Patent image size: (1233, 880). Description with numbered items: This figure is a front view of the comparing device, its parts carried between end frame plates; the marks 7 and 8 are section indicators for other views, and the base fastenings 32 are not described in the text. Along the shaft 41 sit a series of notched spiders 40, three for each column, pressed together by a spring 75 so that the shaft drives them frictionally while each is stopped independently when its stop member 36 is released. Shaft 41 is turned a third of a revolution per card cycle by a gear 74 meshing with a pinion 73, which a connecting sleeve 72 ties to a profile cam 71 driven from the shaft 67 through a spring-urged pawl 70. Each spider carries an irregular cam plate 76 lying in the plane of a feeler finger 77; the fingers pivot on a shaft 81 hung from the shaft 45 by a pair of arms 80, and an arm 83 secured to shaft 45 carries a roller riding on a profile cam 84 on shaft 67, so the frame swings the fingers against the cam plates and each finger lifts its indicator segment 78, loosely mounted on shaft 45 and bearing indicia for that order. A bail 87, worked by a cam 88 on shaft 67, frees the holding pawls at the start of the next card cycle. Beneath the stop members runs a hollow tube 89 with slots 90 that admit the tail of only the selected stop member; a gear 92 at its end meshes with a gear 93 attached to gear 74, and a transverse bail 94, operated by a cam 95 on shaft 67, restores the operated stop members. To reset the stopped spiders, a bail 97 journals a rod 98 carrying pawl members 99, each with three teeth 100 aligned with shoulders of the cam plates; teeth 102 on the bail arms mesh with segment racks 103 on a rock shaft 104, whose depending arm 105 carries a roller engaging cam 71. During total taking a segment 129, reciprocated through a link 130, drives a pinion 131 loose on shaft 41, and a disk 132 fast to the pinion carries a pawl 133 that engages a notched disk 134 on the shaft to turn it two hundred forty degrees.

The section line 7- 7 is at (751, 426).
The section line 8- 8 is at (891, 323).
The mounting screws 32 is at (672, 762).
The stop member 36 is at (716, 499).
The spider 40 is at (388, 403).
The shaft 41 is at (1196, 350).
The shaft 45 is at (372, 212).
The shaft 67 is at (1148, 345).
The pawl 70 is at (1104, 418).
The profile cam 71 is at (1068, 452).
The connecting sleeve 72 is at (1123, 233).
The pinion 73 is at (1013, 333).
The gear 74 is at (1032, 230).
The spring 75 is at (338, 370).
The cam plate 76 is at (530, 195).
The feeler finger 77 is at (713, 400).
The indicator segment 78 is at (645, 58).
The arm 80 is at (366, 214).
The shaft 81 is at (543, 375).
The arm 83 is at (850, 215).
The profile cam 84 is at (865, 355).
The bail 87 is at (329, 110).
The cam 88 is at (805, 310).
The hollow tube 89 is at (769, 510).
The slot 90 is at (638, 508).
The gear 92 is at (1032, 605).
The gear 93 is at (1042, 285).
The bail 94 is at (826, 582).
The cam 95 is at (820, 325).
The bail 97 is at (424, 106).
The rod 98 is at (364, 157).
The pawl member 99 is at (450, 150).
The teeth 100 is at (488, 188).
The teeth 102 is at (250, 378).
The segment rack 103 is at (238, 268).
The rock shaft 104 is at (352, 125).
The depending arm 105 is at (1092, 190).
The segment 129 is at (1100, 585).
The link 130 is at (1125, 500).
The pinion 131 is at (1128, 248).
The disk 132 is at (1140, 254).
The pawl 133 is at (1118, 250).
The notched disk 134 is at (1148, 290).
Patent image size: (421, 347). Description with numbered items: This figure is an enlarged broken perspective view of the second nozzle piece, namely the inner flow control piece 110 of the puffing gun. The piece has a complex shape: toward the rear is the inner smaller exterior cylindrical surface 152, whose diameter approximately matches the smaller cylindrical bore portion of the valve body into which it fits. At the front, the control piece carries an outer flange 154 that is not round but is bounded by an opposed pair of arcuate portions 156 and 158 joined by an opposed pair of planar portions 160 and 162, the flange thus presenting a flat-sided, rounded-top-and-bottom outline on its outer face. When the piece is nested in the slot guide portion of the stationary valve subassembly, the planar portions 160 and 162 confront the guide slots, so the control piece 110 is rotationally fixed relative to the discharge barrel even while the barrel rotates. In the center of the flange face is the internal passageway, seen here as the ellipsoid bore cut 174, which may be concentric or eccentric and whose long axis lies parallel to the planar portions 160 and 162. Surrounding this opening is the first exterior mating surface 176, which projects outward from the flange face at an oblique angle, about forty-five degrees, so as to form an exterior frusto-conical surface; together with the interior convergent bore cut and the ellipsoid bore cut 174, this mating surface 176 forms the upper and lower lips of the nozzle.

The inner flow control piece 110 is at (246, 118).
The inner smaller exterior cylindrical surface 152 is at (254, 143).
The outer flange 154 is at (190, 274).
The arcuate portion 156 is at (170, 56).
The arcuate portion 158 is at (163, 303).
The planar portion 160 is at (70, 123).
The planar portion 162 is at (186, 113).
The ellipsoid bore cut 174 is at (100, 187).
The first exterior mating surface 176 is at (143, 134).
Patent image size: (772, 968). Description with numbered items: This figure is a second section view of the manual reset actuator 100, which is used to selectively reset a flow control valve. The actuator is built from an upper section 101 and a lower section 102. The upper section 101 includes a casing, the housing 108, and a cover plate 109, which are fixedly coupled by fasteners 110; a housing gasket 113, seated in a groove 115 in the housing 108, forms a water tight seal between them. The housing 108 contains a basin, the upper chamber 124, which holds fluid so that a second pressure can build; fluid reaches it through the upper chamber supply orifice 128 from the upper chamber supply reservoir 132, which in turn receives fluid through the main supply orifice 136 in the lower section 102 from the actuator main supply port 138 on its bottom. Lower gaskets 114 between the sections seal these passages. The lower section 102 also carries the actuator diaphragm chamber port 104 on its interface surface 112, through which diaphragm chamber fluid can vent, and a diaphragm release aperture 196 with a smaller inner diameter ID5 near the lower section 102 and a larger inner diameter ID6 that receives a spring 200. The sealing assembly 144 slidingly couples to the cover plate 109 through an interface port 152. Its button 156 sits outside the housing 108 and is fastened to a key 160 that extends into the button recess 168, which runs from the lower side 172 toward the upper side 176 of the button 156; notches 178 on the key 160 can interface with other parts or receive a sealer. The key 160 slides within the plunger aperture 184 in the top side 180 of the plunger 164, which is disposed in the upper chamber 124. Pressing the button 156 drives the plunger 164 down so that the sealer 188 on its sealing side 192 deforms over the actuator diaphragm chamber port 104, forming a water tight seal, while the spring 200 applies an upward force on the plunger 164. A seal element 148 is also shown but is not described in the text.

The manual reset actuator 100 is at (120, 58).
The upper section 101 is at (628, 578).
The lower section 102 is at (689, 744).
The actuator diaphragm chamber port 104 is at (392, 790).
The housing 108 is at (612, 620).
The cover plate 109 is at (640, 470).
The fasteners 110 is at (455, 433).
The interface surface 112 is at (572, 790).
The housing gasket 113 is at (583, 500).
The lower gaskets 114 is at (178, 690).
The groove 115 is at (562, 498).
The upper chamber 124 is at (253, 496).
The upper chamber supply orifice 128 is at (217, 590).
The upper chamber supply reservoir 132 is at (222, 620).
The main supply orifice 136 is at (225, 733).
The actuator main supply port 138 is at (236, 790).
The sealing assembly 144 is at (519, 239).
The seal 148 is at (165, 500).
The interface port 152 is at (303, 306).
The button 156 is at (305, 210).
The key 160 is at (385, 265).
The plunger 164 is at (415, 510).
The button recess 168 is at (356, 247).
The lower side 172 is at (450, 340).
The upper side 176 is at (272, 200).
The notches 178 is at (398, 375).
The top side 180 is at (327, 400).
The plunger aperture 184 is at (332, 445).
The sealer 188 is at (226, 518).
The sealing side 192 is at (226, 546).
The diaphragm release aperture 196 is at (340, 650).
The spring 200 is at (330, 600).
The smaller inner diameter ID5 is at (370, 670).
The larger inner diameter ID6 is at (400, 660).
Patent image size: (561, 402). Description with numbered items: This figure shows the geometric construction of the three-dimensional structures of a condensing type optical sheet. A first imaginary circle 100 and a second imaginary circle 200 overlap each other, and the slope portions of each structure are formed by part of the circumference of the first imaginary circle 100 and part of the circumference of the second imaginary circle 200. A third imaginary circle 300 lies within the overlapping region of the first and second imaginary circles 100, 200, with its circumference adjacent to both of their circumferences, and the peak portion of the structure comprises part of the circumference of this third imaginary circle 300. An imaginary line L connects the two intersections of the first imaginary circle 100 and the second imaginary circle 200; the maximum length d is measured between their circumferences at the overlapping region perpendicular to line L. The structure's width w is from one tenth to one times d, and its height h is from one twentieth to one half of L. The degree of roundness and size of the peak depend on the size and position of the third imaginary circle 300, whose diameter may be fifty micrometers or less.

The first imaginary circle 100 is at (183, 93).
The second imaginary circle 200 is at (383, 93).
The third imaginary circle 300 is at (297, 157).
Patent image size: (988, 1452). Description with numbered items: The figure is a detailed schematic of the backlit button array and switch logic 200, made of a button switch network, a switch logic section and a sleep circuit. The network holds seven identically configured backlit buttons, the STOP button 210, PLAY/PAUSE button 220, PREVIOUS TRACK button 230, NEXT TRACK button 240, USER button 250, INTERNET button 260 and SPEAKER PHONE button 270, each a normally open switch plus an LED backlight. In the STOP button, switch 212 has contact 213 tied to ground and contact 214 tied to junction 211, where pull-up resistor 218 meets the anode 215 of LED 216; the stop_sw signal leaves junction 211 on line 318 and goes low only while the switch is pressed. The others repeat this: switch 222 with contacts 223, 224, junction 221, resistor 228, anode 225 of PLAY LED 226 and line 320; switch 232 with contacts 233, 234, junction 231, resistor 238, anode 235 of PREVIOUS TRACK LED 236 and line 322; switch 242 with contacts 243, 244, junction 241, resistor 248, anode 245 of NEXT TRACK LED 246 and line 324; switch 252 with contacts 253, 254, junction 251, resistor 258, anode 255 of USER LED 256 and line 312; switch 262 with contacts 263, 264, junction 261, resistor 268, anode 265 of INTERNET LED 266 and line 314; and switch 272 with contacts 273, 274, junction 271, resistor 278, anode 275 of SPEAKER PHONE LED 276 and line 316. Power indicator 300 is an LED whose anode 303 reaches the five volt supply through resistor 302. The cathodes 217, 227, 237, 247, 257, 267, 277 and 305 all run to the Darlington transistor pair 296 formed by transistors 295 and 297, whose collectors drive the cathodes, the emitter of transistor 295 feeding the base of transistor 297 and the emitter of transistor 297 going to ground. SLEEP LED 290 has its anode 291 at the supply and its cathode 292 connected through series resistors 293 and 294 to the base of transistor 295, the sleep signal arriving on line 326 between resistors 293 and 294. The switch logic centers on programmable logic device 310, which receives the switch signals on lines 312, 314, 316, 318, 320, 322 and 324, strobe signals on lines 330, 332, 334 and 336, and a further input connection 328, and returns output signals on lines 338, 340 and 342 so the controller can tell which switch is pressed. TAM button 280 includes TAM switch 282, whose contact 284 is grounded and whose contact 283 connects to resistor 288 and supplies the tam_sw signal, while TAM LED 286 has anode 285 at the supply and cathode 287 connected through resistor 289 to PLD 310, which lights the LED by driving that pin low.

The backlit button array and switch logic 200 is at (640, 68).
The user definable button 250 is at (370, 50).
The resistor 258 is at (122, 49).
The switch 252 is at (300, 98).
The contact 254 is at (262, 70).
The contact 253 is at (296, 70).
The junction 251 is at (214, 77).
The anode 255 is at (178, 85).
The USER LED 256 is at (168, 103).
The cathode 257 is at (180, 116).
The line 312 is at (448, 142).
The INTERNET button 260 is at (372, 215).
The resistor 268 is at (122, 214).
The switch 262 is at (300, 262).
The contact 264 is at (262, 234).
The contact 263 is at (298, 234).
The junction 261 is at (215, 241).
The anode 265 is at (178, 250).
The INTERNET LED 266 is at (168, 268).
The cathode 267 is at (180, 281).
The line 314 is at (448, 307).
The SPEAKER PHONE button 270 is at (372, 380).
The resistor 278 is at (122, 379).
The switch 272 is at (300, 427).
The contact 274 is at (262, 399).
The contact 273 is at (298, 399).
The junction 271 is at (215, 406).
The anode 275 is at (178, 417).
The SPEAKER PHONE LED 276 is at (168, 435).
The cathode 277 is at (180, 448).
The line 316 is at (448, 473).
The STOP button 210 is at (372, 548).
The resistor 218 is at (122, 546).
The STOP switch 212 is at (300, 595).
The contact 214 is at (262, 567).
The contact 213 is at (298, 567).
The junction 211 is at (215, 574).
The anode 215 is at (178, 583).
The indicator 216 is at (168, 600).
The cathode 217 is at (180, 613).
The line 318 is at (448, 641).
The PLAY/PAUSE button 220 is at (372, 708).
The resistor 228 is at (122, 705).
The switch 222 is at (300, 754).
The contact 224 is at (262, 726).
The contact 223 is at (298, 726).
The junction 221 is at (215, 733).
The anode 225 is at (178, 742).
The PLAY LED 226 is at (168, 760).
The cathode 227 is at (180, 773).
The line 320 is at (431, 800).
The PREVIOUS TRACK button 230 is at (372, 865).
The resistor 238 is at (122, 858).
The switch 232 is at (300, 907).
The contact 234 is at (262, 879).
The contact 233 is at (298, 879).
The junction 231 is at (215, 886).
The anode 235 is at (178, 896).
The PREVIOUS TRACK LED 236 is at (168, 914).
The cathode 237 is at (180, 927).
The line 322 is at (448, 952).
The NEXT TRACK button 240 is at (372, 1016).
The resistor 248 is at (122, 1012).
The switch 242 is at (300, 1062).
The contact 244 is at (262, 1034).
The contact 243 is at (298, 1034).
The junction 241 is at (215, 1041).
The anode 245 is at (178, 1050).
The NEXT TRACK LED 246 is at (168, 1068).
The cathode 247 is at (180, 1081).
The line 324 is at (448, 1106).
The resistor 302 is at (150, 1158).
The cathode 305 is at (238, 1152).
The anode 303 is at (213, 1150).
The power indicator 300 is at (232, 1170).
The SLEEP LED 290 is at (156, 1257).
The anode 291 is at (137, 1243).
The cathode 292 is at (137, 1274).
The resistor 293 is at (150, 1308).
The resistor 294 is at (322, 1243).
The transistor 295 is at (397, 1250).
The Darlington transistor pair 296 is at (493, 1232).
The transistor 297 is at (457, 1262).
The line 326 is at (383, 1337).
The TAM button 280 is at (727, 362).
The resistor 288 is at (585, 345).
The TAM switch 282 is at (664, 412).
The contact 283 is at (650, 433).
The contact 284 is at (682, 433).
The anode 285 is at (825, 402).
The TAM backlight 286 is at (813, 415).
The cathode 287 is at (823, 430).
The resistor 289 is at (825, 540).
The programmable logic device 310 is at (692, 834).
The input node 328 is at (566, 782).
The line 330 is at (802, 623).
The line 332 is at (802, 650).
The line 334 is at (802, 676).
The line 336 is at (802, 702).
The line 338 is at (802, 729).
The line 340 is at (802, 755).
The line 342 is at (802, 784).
========
Task to complete
Copy word for word the lines from the one containing "Patent image size: (561, 402)." through the one containing "The third imaginary circle 300 is", including both of those lines.

The reply
Patent image size: (561, 402). Description with numbered items: This figure shows the geometric construction of the three-dimensional structures of a condensing type optical sheet. A first imaginary circle 100 and a second imaginary circle 200 overlap each other, and the slope portions of each structure are formed by part of the circumference of the first imaginary circle 100 and part of the circumference of the second imaginary circle 200. A third imaginary circle 300 lies within the overlapping region of the first and second imaginary circles 100, 200, with its circumference adjacent to both of their circumferences, and the peak portion of the structure comprises part of the circumference of this third imaginary circle 300. An imaginary line L connects the two intersections of the first imaginary circle 100 and the second imaginary circle 200; the maximum length d is measured between their circumferences at the overlapping region perpendicular to line L. The structure's width w is from one tenth to one times d, and its height h is from one twentieth to one half of L. The degree of roundness and size of the peak depend on the size and position of the third imaginary circle 300, whose diameter may be fifty micrometers or less.

The first imaginary circle 100 is at (183, 93).
The second imaginary circle 200 is at (383, 93).
The third imaginary circle 300 is at (297, 157).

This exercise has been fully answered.